__Aim__: Transcribe every line exactly and omit anything that is a picture.

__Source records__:
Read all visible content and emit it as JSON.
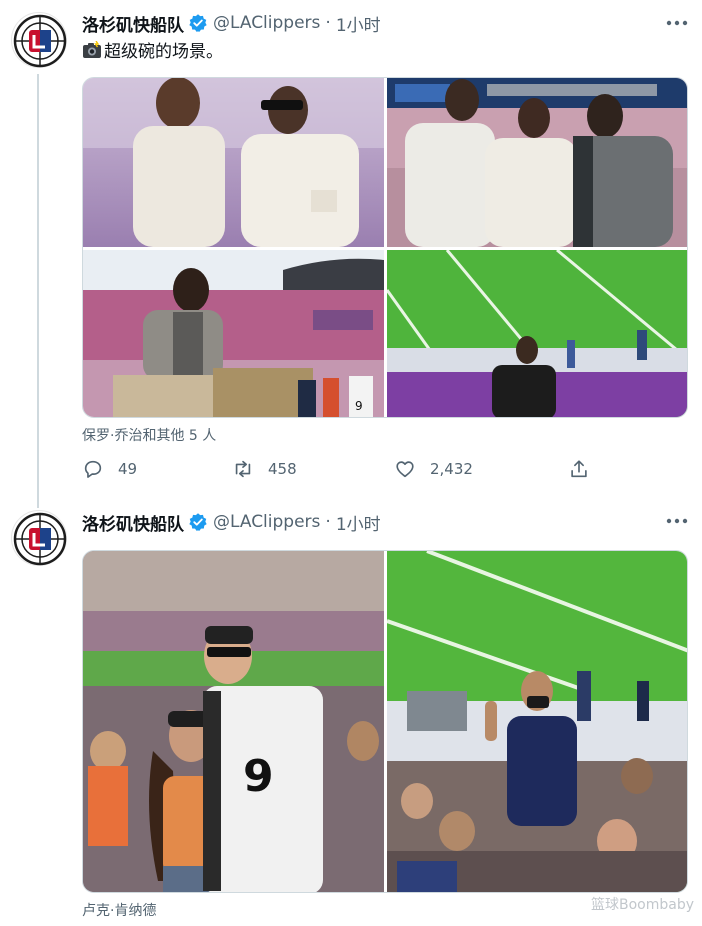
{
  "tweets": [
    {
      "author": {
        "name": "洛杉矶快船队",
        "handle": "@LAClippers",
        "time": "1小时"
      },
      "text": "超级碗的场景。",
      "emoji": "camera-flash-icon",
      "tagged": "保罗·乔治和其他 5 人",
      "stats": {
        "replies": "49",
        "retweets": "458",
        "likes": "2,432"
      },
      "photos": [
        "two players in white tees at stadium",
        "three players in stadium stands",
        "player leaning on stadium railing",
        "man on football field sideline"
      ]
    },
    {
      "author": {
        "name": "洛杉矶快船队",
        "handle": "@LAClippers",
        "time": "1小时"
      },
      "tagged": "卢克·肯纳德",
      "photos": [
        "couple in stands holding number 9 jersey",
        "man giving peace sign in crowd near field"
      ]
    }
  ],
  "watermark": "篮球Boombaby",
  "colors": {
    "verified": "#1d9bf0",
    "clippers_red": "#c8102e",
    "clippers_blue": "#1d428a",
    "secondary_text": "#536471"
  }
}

__Complete response__:
Read all visible content and emit it as JSON.
{
  "tweets": [
    {
      "author": {
        "name": "洛杉矶快船队",
        "handle": "@LAClippers",
        "time": "1小时"
      },
      "text": "超级碗的场景。",
      "emoji": "camera-flash-icon",
      "tagged": "保罗·乔治和其他 5 人",
      "stats": {
        "replies": "49",
        "retweets": "458",
        "likes": "2,432"
      },
      "photos": [
        "two players in white tees at stadium",
        "three players in stadium stands",
        "player leaning on stadium railing",
        "man on football field sideline"
      ]
    },
    {
      "author": {
        "name": "洛杉矶快船队",
        "handle": "@LAClippers",
        "time": "1小时"
      },
      "tagged": "卢克·肯纳德",
      "photos": [
        "couple in stands holding number 9 jersey",
        "man giving peace sign in crowd near field"
      ]
    }
  ],
  "watermark": "篮球Boombaby",
  "colors": {
    "verified": "#1d9bf0",
    "clippers_red": "#c8102e",
    "clippers_blue": "#1d428a",
    "secondary_text": "#536471"
  }
}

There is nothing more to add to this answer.